** start **

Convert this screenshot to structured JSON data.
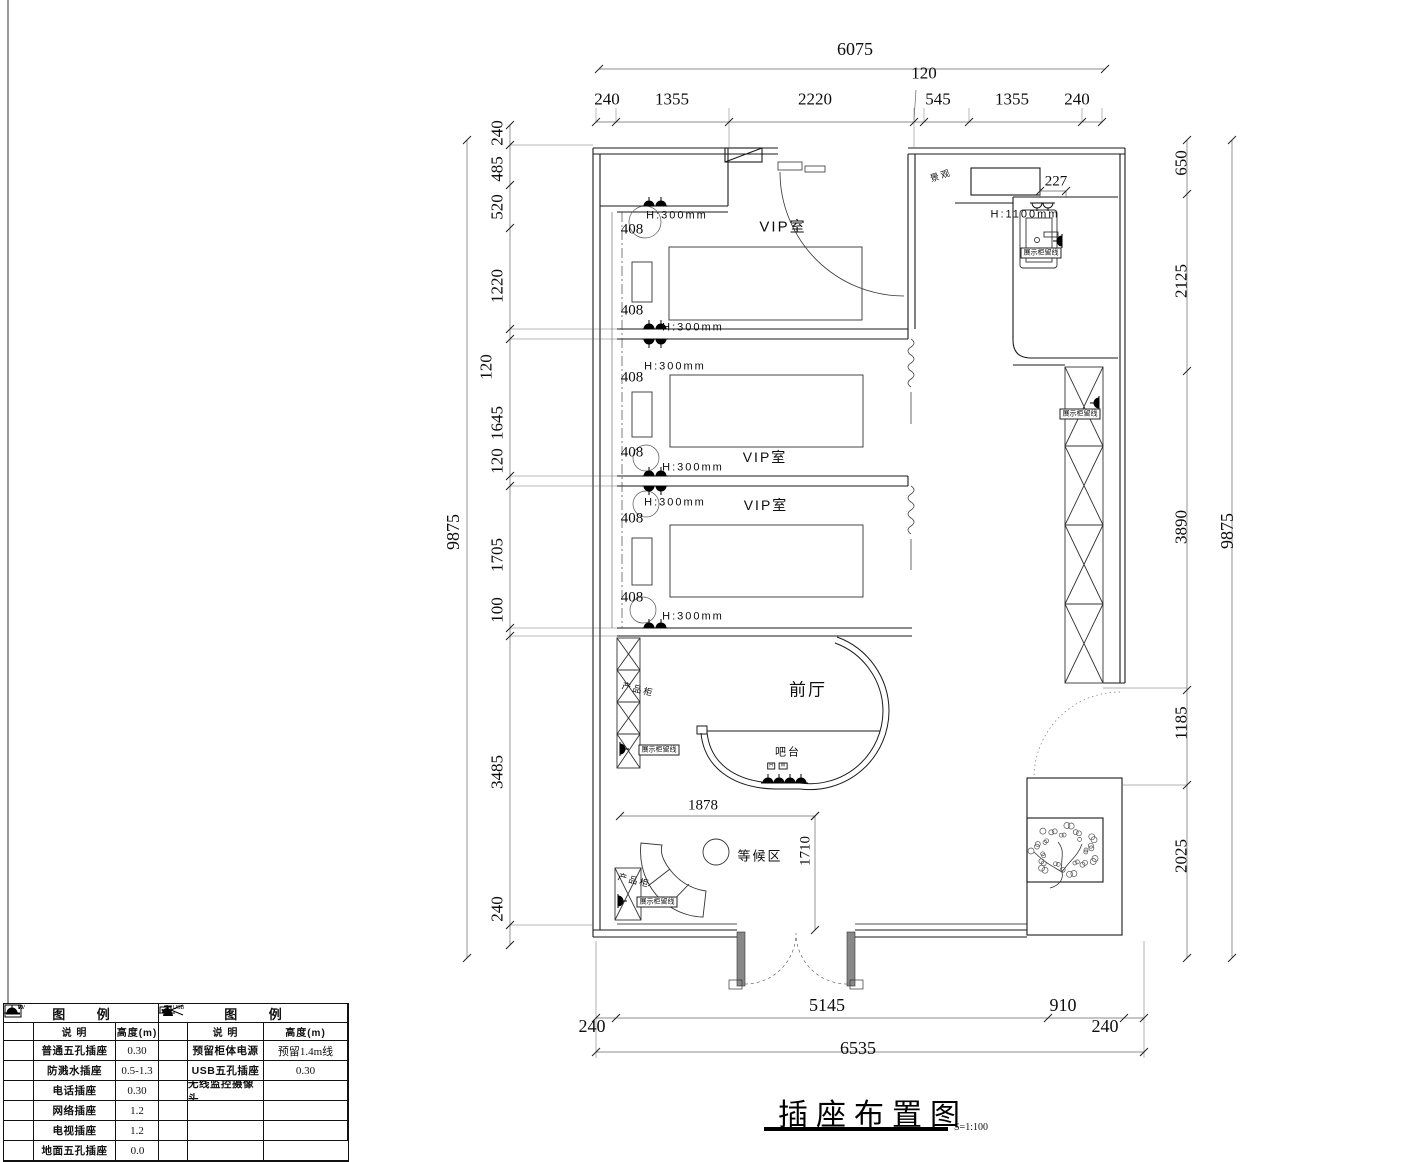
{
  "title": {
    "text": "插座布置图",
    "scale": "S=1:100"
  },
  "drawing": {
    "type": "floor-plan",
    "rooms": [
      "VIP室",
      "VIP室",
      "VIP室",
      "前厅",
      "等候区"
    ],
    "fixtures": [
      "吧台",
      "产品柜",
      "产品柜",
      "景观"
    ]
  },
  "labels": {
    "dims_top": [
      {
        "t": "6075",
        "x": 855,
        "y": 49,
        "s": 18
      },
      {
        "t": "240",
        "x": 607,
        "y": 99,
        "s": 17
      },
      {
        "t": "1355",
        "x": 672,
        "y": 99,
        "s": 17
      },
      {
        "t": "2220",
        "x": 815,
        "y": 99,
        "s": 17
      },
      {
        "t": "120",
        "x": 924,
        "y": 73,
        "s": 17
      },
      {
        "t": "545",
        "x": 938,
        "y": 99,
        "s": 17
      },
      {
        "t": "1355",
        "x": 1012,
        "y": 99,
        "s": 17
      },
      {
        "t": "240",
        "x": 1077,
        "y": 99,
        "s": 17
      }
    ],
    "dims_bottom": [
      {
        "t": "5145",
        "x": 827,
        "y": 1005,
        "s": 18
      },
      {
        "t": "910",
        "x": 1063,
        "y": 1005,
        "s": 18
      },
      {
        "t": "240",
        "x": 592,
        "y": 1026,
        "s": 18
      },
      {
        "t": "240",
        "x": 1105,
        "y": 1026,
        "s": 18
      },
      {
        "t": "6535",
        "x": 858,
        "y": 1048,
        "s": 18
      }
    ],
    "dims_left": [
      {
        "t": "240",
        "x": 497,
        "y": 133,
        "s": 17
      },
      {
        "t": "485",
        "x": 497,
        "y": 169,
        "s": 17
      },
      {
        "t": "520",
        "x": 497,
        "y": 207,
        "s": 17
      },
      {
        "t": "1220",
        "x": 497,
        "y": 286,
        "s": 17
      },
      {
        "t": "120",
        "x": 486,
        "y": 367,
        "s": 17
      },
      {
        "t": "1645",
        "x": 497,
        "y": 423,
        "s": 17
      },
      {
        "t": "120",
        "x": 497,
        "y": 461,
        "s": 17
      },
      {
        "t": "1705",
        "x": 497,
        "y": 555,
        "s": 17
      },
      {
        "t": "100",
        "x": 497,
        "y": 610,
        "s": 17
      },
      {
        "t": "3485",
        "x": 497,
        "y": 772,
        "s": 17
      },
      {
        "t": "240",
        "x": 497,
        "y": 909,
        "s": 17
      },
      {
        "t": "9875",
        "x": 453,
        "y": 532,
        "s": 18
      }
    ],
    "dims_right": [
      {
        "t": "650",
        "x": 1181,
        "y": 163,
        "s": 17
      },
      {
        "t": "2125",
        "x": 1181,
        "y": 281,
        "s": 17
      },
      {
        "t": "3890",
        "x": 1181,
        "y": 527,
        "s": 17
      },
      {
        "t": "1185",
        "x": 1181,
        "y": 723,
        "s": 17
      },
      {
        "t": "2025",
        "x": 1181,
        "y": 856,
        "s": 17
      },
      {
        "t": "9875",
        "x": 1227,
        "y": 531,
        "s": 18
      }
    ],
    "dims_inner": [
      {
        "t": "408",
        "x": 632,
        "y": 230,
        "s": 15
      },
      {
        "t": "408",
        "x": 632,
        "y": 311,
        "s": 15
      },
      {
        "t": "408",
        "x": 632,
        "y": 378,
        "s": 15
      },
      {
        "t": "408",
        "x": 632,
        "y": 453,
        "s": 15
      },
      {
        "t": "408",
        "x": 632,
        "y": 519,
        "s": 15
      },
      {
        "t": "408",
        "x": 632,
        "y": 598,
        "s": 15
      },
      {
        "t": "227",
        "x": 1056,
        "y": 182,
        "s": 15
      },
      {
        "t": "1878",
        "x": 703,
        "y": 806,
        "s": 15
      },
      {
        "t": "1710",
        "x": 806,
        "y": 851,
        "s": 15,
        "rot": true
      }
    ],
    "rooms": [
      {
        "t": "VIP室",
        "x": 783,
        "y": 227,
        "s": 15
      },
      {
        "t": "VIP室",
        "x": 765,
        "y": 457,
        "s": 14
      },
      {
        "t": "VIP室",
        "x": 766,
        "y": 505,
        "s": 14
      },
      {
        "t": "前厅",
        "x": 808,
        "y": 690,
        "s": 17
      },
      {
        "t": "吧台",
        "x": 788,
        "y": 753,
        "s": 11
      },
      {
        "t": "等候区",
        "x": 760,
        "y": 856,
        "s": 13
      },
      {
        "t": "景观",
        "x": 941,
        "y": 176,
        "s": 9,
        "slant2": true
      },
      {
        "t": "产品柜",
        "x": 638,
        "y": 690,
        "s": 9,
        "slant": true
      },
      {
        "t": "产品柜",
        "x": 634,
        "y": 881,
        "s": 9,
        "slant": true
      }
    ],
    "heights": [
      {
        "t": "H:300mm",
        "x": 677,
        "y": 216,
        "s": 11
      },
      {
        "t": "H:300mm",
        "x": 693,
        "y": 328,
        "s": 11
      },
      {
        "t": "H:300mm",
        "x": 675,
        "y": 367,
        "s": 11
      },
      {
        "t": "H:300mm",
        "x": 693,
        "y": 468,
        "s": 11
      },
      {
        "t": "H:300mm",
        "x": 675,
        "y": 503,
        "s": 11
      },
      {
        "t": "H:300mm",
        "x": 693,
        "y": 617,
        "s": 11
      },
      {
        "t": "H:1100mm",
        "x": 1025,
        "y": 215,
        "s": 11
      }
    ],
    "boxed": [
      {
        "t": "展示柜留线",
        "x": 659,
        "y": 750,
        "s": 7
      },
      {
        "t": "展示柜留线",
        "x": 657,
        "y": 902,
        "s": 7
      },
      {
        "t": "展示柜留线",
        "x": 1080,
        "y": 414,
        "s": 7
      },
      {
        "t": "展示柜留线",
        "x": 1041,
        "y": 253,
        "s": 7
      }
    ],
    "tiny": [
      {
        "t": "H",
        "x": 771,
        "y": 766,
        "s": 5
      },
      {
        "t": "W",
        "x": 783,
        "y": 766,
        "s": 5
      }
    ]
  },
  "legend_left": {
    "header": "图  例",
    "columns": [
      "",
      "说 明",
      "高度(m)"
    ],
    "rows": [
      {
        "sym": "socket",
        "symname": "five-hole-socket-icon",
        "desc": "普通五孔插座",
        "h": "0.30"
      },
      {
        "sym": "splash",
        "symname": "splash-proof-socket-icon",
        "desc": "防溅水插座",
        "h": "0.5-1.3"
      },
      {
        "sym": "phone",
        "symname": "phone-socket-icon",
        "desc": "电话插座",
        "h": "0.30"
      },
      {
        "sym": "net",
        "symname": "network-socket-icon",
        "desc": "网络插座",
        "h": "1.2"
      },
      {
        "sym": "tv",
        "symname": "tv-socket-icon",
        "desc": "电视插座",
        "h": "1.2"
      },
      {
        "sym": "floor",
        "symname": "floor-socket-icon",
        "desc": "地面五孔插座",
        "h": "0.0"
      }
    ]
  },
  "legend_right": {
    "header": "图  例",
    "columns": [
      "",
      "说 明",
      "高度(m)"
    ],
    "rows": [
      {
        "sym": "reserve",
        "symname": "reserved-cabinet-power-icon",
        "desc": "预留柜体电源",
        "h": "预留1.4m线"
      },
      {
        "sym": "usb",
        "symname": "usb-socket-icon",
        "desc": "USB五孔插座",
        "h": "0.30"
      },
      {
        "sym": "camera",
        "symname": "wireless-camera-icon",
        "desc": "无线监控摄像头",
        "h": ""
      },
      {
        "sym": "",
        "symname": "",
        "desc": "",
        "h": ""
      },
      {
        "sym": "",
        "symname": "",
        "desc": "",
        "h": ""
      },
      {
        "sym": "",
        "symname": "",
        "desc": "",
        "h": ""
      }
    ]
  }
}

** end **

- [Instructions to follow]: Set the data above down again exactly as given, with no pictures.

- [Solved problem]:
Convert this screenshot to structured JSON data.
{
  "title": {
    "text": "插座布置图",
    "scale": "S=1:100"
  },
  "drawing": {
    "type": "floor-plan",
    "rooms": [
      "VIP室",
      "VIP室",
      "VIP室",
      "前厅",
      "等候区"
    ],
    "fixtures": [
      "吧台",
      "产品柜",
      "产品柜",
      "景观"
    ]
  },
  "labels": {
    "dims_top": [
      {
        "t": "6075",
        "x": 855,
        "y": 49,
        "s": 18
      },
      {
        "t": "240",
        "x": 607,
        "y": 99,
        "s": 17
      },
      {
        "t": "1355",
        "x": 672,
        "y": 99,
        "s": 17
      },
      {
        "t": "2220",
        "x": 815,
        "y": 99,
        "s": 17
      },
      {
        "t": "120",
        "x": 924,
        "y": 73,
        "s": 17
      },
      {
        "t": "545",
        "x": 938,
        "y": 99,
        "s": 17
      },
      {
        "t": "1355",
        "x": 1012,
        "y": 99,
        "s": 17
      },
      {
        "t": "240",
        "x": 1077,
        "y": 99,
        "s": 17
      }
    ],
    "dims_bottom": [
      {
        "t": "5145",
        "x": 827,
        "y": 1005,
        "s": 18
      },
      {
        "t": "910",
        "x": 1063,
        "y": 1005,
        "s": 18
      },
      {
        "t": "240",
        "x": 592,
        "y": 1026,
        "s": 18
      },
      {
        "t": "240",
        "x": 1105,
        "y": 1026,
        "s": 18
      },
      {
        "t": "6535",
        "x": 858,
        "y": 1048,
        "s": 18
      }
    ],
    "dims_left": [
      {
        "t": "240",
        "x": 497,
        "y": 133,
        "s": 17
      },
      {
        "t": "485",
        "x": 497,
        "y": 169,
        "s": 17
      },
      {
        "t": "520",
        "x": 497,
        "y": 207,
        "s": 17
      },
      {
        "t": "1220",
        "x": 497,
        "y": 286,
        "s": 17
      },
      {
        "t": "120",
        "x": 486,
        "y": 367,
        "s": 17
      },
      {
        "t": "1645",
        "x": 497,
        "y": 423,
        "s": 17
      },
      {
        "t": "120",
        "x": 497,
        "y": 461,
        "s": 17
      },
      {
        "t": "1705",
        "x": 497,
        "y": 555,
        "s": 17
      },
      {
        "t": "100",
        "x": 497,
        "y": 610,
        "s": 17
      },
      {
        "t": "3485",
        "x": 497,
        "y": 772,
        "s": 17
      },
      {
        "t": "240",
        "x": 497,
        "y": 909,
        "s": 17
      },
      {
        "t": "9875",
        "x": 453,
        "y": 532,
        "s": 18
      }
    ],
    "dims_right": [
      {
        "t": "650",
        "x": 1181,
        "y": 163,
        "s": 17
      },
      {
        "t": "2125",
        "x": 1181,
        "y": 281,
        "s": 17
      },
      {
        "t": "3890",
        "x": 1181,
        "y": 527,
        "s": 17
      },
      {
        "t": "1185",
        "x": 1181,
        "y": 723,
        "s": 17
      },
      {
        "t": "2025",
        "x": 1181,
        "y": 856,
        "s": 17
      },
      {
        "t": "9875",
        "x": 1227,
        "y": 531,
        "s": 18
      }
    ],
    "dims_inner": [
      {
        "t": "408",
        "x": 632,
        "y": 230,
        "s": 15
      },
      {
        "t": "408",
        "x": 632,
        "y": 311,
        "s": 15
      },
      {
        "t": "408",
        "x": 632,
        "y": 378,
        "s": 15
      },
      {
        "t": "408",
        "x": 632,
        "y": 453,
        "s": 15
      },
      {
        "t": "408",
        "x": 632,
        "y": 519,
        "s": 15
      },
      {
        "t": "408",
        "x": 632,
        "y": 598,
        "s": 15
      },
      {
        "t": "227",
        "x": 1056,
        "y": 182,
        "s": 15
      },
      {
        "t": "1878",
        "x": 703,
        "y": 806,
        "s": 15
      },
      {
        "t": "1710",
        "x": 806,
        "y": 851,
        "s": 15,
        "rot": true
      }
    ],
    "rooms": [
      {
        "t": "VIP室",
        "x": 783,
        "y": 227,
        "s": 15
      },
      {
        "t": "VIP室",
        "x": 765,
        "y": 457,
        "s": 14
      },
      {
        "t": "VIP室",
        "x": 766,
        "y": 505,
        "s": 14
      },
      {
        "t": "前厅",
        "x": 808,
        "y": 690,
        "s": 17
      },
      {
        "t": "吧台",
        "x": 788,
        "y": 753,
        "s": 11
      },
      {
        "t": "等候区",
        "x": 760,
        "y": 856,
        "s": 13
      },
      {
        "t": "景观",
        "x": 941,
        "y": 176,
        "s": 9,
        "slant2": true
      },
      {
        "t": "产品柜",
        "x": 638,
        "y": 690,
        "s": 9,
        "slant": true
      },
      {
        "t": "产品柜",
        "x": 634,
        "y": 881,
        "s": 9,
        "slant": true
      }
    ],
    "heights": [
      {
        "t": "H:300mm",
        "x": 677,
        "y": 216,
        "s": 11
      },
      {
        "t": "H:300mm",
        "x": 693,
        "y": 328,
        "s": 11
      },
      {
        "t": "H:300mm",
        "x": 675,
        "y": 367,
        "s": 11
      },
      {
        "t": "H:300mm",
        "x": 693,
        "y": 468,
        "s": 11
      },
      {
        "t": "H:300mm",
        "x": 675,
        "y": 503,
        "s": 11
      },
      {
        "t": "H:300mm",
        "x": 693,
        "y": 617,
        "s": 11
      },
      {
        "t": "H:1100mm",
        "x": 1025,
        "y": 215,
        "s": 11
      }
    ],
    "boxed": [
      {
        "t": "展示柜留线",
        "x": 659,
        "y": 750,
        "s": 7
      },
      {
        "t": "展示柜留线",
        "x": 657,
        "y": 902,
        "s": 7
      },
      {
        "t": "展示柜留线",
        "x": 1080,
        "y": 414,
        "s": 7
      },
      {
        "t": "展示柜留线",
        "x": 1041,
        "y": 253,
        "s": 7
      }
    ],
    "tiny": [
      {
        "t": "H",
        "x": 771,
        "y": 766,
        "s": 5
      },
      {
        "t": "W",
        "x": 783,
        "y": 766,
        "s": 5
      }
    ]
  },
  "legend_left": {
    "header": "图  例",
    "columns": [
      "",
      "说 明",
      "高度(m)"
    ],
    "rows": [
      {
        "sym": "socket",
        "symname": "five-hole-socket-icon",
        "desc": "普通五孔插座",
        "h": "0.30"
      },
      {
        "sym": "splash",
        "symname": "splash-proof-socket-icon",
        "desc": "防溅水插座",
        "h": "0.5-1.3"
      },
      {
        "sym": "phone",
        "symname": "phone-socket-icon",
        "desc": "电话插座",
        "h": "0.30"
      },
      {
        "sym": "net",
        "symname": "network-socket-icon",
        "desc": "网络插座",
        "h": "1.2"
      },
      {
        "sym": "tv",
        "symname": "tv-socket-icon",
        "desc": "电视插座",
        "h": "1.2"
      },
      {
        "sym": "floor",
        "symname": "floor-socket-icon",
        "desc": "地面五孔插座",
        "h": "0.0"
      }
    ]
  },
  "legend_right": {
    "header": "图  例",
    "columns": [
      "",
      "说 明",
      "高度(m)"
    ],
    "rows": [
      {
        "sym": "reserve",
        "symname": "reserved-cabinet-power-icon",
        "desc": "预留柜体电源",
        "h": "预留1.4m线"
      },
      {
        "sym": "usb",
        "symname": "usb-socket-icon",
        "desc": "USB五孔插座",
        "h": "0.30"
      },
      {
        "sym": "camera",
        "symname": "wireless-camera-icon",
        "desc": "无线监控摄像头",
        "h": ""
      },
      {
        "sym": "",
        "symname": "",
        "desc": "",
        "h": ""
      },
      {
        "sym": "",
        "symname": "",
        "desc": "",
        "h": ""
      },
      {
        "sym": "",
        "symname": "",
        "desc": "",
        "h": ""
      }
    ]
  }
}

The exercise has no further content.